→ SUPPLIED MATERIAL:
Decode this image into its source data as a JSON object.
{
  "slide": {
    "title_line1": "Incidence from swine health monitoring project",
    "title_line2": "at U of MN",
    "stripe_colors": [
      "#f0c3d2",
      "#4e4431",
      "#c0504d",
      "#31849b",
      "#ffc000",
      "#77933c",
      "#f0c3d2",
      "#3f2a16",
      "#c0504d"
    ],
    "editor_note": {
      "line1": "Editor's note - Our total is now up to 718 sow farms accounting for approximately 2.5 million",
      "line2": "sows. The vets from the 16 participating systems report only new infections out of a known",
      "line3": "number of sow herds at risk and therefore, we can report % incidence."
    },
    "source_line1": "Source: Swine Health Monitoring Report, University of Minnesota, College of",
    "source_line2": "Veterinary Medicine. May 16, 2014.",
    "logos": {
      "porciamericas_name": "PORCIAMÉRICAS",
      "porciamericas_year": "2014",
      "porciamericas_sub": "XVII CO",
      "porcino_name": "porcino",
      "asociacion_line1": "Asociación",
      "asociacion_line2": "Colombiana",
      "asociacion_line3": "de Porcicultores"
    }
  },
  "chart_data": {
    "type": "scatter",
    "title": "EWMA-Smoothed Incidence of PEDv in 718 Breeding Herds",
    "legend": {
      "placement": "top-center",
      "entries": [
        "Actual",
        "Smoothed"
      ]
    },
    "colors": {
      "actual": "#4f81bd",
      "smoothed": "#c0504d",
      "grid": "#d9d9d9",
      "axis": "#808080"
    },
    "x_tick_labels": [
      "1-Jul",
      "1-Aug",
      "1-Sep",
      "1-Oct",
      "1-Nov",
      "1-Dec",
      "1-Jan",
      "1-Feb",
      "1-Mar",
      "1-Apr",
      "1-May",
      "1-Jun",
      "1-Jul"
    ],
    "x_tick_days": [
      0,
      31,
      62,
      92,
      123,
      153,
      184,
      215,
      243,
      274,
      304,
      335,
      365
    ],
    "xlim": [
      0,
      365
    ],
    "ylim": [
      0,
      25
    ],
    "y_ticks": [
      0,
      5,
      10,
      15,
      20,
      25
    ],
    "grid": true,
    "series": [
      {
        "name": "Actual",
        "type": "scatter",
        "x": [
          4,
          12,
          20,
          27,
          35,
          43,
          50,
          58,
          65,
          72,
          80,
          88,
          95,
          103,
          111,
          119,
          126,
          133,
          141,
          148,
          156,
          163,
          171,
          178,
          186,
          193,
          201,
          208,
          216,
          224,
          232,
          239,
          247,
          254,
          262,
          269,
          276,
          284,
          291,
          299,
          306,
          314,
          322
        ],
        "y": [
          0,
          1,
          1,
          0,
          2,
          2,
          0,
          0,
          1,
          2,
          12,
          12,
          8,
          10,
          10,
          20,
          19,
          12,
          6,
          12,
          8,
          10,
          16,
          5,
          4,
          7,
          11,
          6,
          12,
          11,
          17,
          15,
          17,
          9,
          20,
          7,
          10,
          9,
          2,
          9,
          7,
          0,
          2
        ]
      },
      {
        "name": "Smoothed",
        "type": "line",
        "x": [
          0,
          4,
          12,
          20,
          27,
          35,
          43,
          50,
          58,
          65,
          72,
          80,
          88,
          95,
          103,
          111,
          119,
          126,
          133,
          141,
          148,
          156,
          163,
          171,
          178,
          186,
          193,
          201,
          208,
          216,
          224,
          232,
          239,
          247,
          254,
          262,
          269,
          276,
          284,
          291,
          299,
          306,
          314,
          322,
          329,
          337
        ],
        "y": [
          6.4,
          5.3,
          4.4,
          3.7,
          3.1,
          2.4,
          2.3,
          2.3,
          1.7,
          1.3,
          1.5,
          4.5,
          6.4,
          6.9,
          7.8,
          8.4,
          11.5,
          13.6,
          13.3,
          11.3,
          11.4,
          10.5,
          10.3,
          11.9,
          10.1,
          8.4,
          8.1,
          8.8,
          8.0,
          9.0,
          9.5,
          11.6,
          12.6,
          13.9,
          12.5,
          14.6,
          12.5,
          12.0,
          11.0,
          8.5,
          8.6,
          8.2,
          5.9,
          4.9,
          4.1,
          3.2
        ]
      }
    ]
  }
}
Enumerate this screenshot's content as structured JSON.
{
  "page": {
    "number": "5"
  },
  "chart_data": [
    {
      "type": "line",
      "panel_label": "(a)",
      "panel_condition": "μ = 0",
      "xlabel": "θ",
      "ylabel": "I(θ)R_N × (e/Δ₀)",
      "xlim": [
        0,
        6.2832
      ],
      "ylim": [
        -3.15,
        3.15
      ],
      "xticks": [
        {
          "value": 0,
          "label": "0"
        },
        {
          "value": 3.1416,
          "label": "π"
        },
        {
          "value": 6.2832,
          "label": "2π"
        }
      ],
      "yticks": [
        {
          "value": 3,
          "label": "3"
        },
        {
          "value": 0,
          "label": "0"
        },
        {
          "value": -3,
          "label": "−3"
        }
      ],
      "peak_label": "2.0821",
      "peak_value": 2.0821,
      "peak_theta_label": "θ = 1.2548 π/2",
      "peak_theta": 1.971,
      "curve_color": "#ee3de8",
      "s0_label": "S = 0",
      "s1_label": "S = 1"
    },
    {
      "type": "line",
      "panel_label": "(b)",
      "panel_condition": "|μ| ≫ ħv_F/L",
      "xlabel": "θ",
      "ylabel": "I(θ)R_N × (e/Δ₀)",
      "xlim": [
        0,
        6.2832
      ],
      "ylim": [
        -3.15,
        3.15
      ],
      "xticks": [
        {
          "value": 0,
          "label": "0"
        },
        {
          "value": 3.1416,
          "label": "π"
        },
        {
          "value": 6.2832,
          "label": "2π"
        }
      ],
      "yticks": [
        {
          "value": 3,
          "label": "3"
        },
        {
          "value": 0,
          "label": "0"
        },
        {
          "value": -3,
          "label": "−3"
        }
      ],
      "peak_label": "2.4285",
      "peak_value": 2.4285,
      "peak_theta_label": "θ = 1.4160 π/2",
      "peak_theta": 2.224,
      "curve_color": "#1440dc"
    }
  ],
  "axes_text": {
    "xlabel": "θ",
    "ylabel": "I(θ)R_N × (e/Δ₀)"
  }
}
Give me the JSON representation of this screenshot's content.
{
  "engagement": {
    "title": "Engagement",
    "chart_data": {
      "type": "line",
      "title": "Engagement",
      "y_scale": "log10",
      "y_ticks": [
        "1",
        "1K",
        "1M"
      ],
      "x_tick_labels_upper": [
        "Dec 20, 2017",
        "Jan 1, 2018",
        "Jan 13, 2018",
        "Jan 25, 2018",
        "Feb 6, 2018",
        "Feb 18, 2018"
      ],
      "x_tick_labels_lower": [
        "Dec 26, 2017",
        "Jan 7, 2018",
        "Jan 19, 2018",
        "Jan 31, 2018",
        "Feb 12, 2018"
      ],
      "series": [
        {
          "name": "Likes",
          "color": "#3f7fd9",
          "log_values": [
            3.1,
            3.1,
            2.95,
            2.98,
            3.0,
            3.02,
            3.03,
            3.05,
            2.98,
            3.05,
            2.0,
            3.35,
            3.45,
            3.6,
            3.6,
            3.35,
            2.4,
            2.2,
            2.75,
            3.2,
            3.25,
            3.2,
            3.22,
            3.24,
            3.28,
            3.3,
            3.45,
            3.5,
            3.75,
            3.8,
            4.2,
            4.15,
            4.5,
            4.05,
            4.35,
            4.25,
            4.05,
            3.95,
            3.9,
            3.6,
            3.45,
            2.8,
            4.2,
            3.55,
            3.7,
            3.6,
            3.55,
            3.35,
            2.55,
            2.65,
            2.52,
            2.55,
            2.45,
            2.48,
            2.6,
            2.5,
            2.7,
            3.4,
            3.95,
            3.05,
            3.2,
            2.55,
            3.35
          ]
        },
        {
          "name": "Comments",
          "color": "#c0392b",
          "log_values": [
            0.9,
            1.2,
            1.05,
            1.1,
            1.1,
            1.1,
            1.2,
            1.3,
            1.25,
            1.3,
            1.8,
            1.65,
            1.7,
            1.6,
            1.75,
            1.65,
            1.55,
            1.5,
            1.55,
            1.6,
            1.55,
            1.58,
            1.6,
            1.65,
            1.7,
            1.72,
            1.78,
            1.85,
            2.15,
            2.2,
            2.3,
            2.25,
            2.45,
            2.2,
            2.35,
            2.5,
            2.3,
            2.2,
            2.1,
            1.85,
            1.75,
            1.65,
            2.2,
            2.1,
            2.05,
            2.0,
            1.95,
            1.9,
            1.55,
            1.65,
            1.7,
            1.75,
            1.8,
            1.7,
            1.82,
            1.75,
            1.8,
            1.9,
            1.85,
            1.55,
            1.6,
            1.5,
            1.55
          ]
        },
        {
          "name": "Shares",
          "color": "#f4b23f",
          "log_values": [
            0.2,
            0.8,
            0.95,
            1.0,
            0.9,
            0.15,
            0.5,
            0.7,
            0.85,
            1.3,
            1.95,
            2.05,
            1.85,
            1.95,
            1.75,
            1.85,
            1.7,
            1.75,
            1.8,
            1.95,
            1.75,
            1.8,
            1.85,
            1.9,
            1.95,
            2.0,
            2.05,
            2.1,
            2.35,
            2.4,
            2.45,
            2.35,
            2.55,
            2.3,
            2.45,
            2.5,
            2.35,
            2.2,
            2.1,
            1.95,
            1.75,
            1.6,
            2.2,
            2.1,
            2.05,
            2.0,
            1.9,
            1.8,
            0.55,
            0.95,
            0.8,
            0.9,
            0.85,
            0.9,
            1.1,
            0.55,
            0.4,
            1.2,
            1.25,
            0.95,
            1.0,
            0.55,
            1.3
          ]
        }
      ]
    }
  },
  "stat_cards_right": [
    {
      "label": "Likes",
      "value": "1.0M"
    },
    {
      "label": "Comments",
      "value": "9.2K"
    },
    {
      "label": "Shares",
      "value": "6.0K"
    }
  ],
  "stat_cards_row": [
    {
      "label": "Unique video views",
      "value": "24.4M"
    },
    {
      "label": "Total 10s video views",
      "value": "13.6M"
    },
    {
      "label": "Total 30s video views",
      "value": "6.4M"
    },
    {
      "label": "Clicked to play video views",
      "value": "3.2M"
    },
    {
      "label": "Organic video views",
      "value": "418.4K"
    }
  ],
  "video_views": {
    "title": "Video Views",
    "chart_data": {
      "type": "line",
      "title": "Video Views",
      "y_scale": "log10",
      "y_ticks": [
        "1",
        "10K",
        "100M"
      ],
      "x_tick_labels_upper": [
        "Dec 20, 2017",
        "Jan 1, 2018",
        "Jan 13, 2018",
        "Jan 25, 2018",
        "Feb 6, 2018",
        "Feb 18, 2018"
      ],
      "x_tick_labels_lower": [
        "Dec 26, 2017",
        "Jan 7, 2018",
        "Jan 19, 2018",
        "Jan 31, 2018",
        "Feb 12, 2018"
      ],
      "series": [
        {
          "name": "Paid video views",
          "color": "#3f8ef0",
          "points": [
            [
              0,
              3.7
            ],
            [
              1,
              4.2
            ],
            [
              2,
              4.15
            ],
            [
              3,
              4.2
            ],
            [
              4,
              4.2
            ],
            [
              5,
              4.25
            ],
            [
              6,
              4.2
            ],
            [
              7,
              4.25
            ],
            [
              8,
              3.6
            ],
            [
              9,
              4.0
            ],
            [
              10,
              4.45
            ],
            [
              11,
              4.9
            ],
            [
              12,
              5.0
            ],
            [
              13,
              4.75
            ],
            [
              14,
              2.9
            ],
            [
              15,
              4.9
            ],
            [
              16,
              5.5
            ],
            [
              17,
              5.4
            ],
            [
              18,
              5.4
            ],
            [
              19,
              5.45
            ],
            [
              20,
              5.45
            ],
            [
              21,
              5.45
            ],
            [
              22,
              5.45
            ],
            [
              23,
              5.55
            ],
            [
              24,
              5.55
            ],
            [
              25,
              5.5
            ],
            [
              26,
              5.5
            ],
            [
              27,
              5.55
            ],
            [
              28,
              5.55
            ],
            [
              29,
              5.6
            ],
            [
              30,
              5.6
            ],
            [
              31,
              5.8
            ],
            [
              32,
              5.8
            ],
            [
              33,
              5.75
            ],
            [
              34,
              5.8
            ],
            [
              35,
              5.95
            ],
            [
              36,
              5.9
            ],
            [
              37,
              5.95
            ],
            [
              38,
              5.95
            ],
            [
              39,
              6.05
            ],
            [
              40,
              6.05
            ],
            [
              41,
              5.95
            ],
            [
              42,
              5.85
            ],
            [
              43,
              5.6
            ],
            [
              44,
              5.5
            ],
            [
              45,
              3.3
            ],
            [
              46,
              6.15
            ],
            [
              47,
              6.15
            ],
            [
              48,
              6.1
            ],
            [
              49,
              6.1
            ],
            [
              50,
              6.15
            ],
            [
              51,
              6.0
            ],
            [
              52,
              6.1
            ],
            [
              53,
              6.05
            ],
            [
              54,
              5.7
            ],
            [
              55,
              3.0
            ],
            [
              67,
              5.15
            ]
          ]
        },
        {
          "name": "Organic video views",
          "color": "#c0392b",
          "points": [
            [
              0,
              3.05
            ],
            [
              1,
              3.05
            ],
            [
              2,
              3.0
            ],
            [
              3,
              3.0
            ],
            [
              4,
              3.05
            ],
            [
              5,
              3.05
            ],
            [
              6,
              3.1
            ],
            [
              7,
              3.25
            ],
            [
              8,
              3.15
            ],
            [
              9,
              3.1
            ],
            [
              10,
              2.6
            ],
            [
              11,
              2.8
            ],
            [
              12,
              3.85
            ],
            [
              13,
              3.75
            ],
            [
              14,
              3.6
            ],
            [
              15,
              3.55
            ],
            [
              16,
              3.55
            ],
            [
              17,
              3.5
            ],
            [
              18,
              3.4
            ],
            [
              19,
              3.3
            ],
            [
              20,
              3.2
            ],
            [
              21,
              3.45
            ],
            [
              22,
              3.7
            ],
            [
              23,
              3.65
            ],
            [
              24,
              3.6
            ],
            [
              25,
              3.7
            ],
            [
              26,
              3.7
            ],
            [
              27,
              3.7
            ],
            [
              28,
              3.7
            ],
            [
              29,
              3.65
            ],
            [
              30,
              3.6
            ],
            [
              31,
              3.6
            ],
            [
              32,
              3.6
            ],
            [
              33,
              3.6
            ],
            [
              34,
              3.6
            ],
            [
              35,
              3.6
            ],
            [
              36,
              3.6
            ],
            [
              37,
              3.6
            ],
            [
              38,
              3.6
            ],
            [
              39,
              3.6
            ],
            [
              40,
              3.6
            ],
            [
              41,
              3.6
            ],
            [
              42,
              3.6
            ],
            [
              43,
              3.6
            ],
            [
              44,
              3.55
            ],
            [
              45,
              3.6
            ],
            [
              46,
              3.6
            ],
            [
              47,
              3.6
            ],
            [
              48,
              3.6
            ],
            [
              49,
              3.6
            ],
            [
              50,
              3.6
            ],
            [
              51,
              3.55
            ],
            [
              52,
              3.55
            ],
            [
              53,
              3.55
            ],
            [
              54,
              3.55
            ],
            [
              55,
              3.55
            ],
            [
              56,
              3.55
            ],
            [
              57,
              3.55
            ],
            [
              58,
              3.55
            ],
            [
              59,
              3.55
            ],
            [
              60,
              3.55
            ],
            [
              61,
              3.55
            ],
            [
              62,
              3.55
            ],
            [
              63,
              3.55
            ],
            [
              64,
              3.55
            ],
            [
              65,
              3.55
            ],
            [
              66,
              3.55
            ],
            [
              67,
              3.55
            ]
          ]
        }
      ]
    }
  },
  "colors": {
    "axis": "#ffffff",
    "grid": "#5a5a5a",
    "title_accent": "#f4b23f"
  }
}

→ OBJECTIVE: Locate and copy each line in the data above that includes the word "from".

→ ANSWER FOR THE TASK:
    "title_line1": "Incidence from swine health monitoring project",
      "line2": "sows. The vets from the 16 participating systems report only new infections out of a known",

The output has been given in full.